** Direction **
Lines containing the word "color" are the ones to copy from the records below.

::::::::::

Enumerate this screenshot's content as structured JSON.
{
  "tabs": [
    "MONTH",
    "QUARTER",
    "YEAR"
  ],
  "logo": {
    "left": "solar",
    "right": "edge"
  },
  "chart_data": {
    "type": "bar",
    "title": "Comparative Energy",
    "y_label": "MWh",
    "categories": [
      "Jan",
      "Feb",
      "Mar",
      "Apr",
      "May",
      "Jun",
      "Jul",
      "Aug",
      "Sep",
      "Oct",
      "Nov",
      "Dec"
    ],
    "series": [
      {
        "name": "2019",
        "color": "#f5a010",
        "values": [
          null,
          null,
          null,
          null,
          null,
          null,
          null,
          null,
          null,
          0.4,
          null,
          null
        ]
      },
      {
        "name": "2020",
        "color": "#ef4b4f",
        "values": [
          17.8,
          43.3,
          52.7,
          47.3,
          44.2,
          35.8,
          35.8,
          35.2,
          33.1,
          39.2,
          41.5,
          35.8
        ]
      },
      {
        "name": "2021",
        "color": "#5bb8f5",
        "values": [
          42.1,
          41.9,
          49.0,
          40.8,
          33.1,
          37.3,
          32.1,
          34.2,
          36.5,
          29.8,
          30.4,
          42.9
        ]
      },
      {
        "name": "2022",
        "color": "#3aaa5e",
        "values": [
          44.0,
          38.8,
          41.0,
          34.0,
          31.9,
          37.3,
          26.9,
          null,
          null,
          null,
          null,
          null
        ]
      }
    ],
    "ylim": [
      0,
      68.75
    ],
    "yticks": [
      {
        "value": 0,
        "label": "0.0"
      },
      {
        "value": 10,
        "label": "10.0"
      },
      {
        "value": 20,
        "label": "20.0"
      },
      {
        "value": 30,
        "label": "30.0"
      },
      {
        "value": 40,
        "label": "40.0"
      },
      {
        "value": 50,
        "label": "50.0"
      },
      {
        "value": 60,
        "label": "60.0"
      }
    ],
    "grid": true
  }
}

::::::::::

** Written answer **
        "color": "#f5a010",
        "color": "#ef4b4f",
        "color": "#5bb8f5",
        "color": "#3aaa5e",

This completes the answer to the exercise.